* [Instructions to follow] Give the data below again exactly as it stands. Omit the pictures.

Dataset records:
## BEGIN
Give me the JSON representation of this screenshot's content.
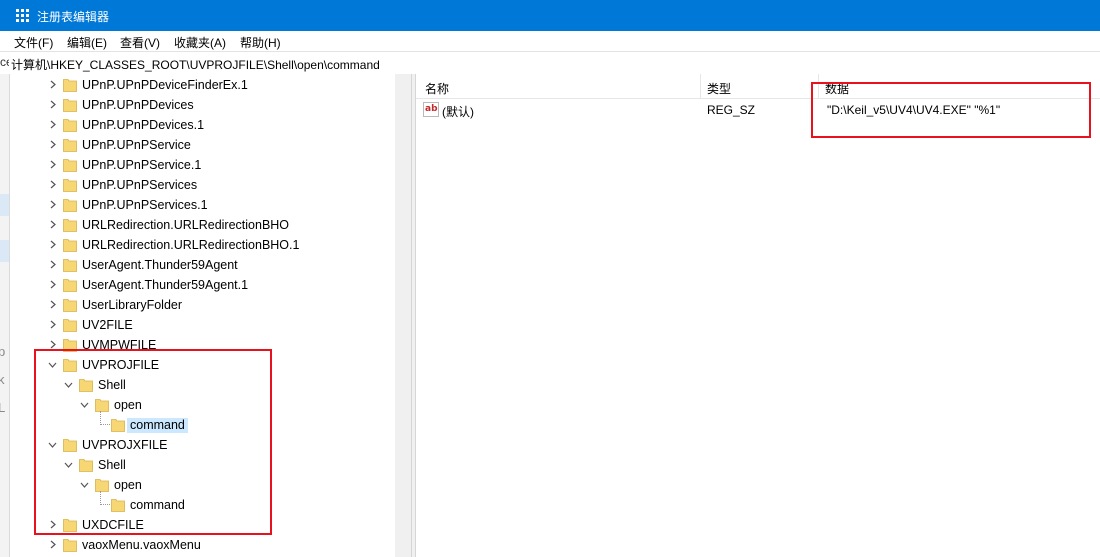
{
  "window": {
    "title": "注册表编辑器",
    "app_icon": "regedit-icon"
  },
  "menu": [
    "文件(F)",
    "编辑(E)",
    "查看(V)",
    "收藏夹(A)",
    "帮助(H)"
  ],
  "address": {
    "path": "计算机\\HKEY_CLASSES_ROOT\\UVPROJFILE\\Shell\\open\\command",
    "left_partial": "ce"
  },
  "tree": {
    "rows": [
      {
        "label": "UPnP.UPnPDeviceFinderEx.1",
        "level": 0,
        "expander": "collapsed"
      },
      {
        "label": "UPnP.UPnPDevices",
        "level": 0,
        "expander": "collapsed"
      },
      {
        "label": "UPnP.UPnPDevices.1",
        "level": 0,
        "expander": "collapsed"
      },
      {
        "label": "UPnP.UPnPService",
        "level": 0,
        "expander": "collapsed"
      },
      {
        "label": "UPnP.UPnPService.1",
        "level": 0,
        "expander": "collapsed"
      },
      {
        "label": "UPnP.UPnPServices",
        "level": 0,
        "expander": "collapsed"
      },
      {
        "label": "UPnP.UPnPServices.1",
        "level": 0,
        "expander": "collapsed"
      },
      {
        "label": "URLRedirection.URLRedirectionBHO",
        "level": 0,
        "expander": "collapsed"
      },
      {
        "label": "URLRedirection.URLRedirectionBHO.1",
        "level": 0,
        "expander": "collapsed"
      },
      {
        "label": "UserAgent.Thunder59Agent",
        "level": 0,
        "expander": "collapsed"
      },
      {
        "label": "UserAgent.Thunder59Agent.1",
        "level": 0,
        "expander": "collapsed"
      },
      {
        "label": "UserLibraryFolder",
        "level": 0,
        "expander": "collapsed"
      },
      {
        "label": "UV2FILE",
        "level": 0,
        "expander": "collapsed"
      },
      {
        "label": "UVMPWFILE",
        "level": 0,
        "expander": "collapsed"
      },
      {
        "label": "UVPROJFILE",
        "level": 0,
        "expander": "expanded"
      },
      {
        "label": "Shell",
        "level": 1,
        "expander": "expanded"
      },
      {
        "label": "open",
        "level": 2,
        "expander": "expanded"
      },
      {
        "label": "command",
        "level": 3,
        "expander": "leaf",
        "selected": true
      },
      {
        "label": "UVPROJXFILE",
        "level": 0,
        "expander": "expanded"
      },
      {
        "label": "Shell",
        "level": 1,
        "expander": "expanded"
      },
      {
        "label": "open",
        "level": 2,
        "expander": "expanded"
      },
      {
        "label": "command",
        "level": 3,
        "expander": "leaf"
      },
      {
        "label": "UXDCFILE",
        "level": 0,
        "expander": "collapsed"
      },
      {
        "label": "vaoxMenu.vaoxMenu",
        "level": 0,
        "expander": "collapsed"
      }
    ]
  },
  "values_table": {
    "columns": [
      "名称",
      "类型",
      "数据"
    ],
    "rows": [
      {
        "name": "(默认)",
        "type": "REG_SZ",
        "data": "\"D:\\Keil_v5\\UV4\\UV4.EXE\" \"%1\"",
        "icon": "string-value-icon",
        "icon_text": "ab"
      }
    ]
  },
  "left_strip_glyphs": [
    "p",
    "k",
    "L"
  ],
  "colors": {
    "titlebar": "#0078d7",
    "selection": "#cce8ff",
    "highlight_box": "#e8121f",
    "folder": "#f7d774"
  }
}
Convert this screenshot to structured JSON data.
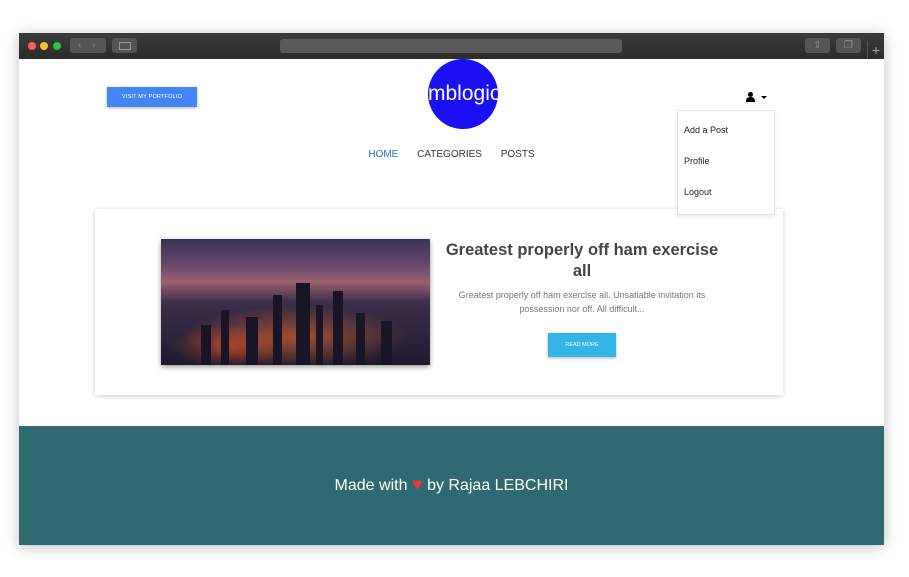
{
  "header": {
    "portfolio_button": "VISIT MY PORTFOLIO",
    "logo": "mblogio",
    "user_icon": "user-icon",
    "dropdown": [
      "Add a Post",
      "Profile",
      "Logout"
    ]
  },
  "nav": [
    "HOME",
    "CATEGORIES",
    "POSTS"
  ],
  "post": {
    "title": "Greatest properly off ham exercise all",
    "excerpt": "Greatest properly off ham exercise all. Unsatiable invitation its possession nor off. All difficult...",
    "read_more": "READ MORE"
  },
  "footer": {
    "made_with": "Made with",
    "heart": "♥",
    "by": "by Rajaa LEBCHIRI"
  },
  "colors": {
    "accent": "#1a73c8",
    "logo_bg": "#1a10f5",
    "portfolio_btn": "#4285f4",
    "read_more_btn": "#33b5e5",
    "footer_bg": "#2e6a70",
    "heart": "#e53935"
  }
}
## END
* [Worked solution]
Give me the JSON representation of this screenshot's content.
{
  "window": {
    "title": "注册表编辑器",
    "app_icon": "regedit-icon"
  },
  "menu": [
    "文件(F)",
    "编辑(E)",
    "查看(V)",
    "收藏夹(A)",
    "帮助(H)"
  ],
  "address": {
    "path": "计算机\\HKEY_CLASSES_ROOT\\UVPROJFILE\\Shell\\open\\command",
    "left_partial": "ce"
  },
  "tree": {
    "rows": [
      {
        "label": "UPnP.UPnPDeviceFinderEx.1",
        "level": 0,
        "expander": "collapsed"
      },
      {
        "label": "UPnP.UPnPDevices",
        "level": 0,
        "expander": "collapsed"
      },
      {
        "label": "UPnP.UPnPDevices.1",
        "level": 0,
        "expander": "collapsed"
      },
      {
        "label": "UPnP.UPnPService",
        "level": 0,
        "expander": "collapsed"
      },
      {
        "label": "UPnP.UPnPService.1",
        "level": 0,
        "expander": "collapsed"
      },
      {
        "label": "UPnP.UPnPServices",
        "level": 0,
        "expander": "collapsed"
      },
      {
        "label": "UPnP.UPnPServices.1",
        "level": 0,
        "expander": "collapsed"
      },
      {
        "label": "URLRedirection.URLRedirectionBHO",
        "level": 0,
        "expander": "collapsed"
      },
      {
        "label": "URLRedirection.URLRedirectionBHO.1",
        "level": 0,
        "expander": "collapsed"
      },
      {
        "label": "UserAgent.Thunder59Agent",
        "level": 0,
        "expander": "collapsed"
      },
      {
        "label": "UserAgent.Thunder59Agent.1",
        "level": 0,
        "expander": "collapsed"
      },
      {
        "label": "UserLibraryFolder",
        "level": 0,
        "expander": "collapsed"
      },
      {
        "label": "UV2FILE",
        "level": 0,
        "expander": "collapsed"
      },
      {
        "label": "UVMPWFILE",
        "level": 0,
        "expander": "collapsed"
      },
      {
        "label": "UVPROJFILE",
        "level": 0,
        "expander": "expanded"
      },
      {
        "label": "Shell",
        "level": 1,
        "expander": "expanded"
      },
      {
        "label": "open",
        "level": 2,
        "expander": "expanded"
      },
      {
        "label": "command",
        "level": 3,
        "expander": "leaf",
        "selected": true
      },
      {
        "label": "UVPROJXFILE",
        "level": 0,
        "expander": "expanded"
      },
      {
        "label": "Shell",
        "level": 1,
        "expander": "expanded"
      },
      {
        "label": "open",
        "level": 2,
        "expander": "expanded"
      },
      {
        "label": "command",
        "level": 3,
        "expander": "leaf"
      },
      {
        "label": "UXDCFILE",
        "level": 0,
        "expander": "collapsed"
      },
      {
        "label": "vaoxMenu.vaoxMenu",
        "level": 0,
        "expander": "collapsed"
      }
    ]
  },
  "values_table": {
    "columns": [
      "名称",
      "类型",
      "数据"
    ],
    "rows": [
      {
        "name": "(默认)",
        "type": "REG_SZ",
        "data": "\"D:\\Keil_v5\\UV4\\UV4.EXE\" \"%1\"",
        "icon": "string-value-icon",
        "icon_text": "ab"
      }
    ]
  },
  "left_strip_glyphs": [
    "p",
    "k",
    "L"
  ],
  "colors": {
    "titlebar": "#0078d7",
    "selection": "#cce8ff",
    "highlight_box": "#e8121f",
    "folder": "#f7d774"
  }
}
Convert this screenshot to structured JSON data.
{
  "header": {
    "portfolio_button": "VISIT MY PORTFOLIO",
    "logo": "mblogio",
    "user_icon": "user-icon",
    "dropdown": [
      "Add a Post",
      "Profile",
      "Logout"
    ]
  },
  "nav": [
    "HOME",
    "CATEGORIES",
    "POSTS"
  ],
  "post": {
    "title": "Greatest properly off ham exercise all",
    "excerpt": "Greatest properly off ham exercise all. Unsatiable invitation its possession nor off. All difficult...",
    "read_more": "READ MORE"
  },
  "footer": {
    "made_with": "Made with",
    "heart": "♥",
    "by": "by Rajaa LEBCHIRI"
  },
  "colors": {
    "accent": "#1a73c8",
    "logo_bg": "#1a10f5",
    "portfolio_btn": "#4285f4",
    "read_more_btn": "#33b5e5",
    "footer_bg": "#2e6a70",
    "heart": "#e53935"
  }
}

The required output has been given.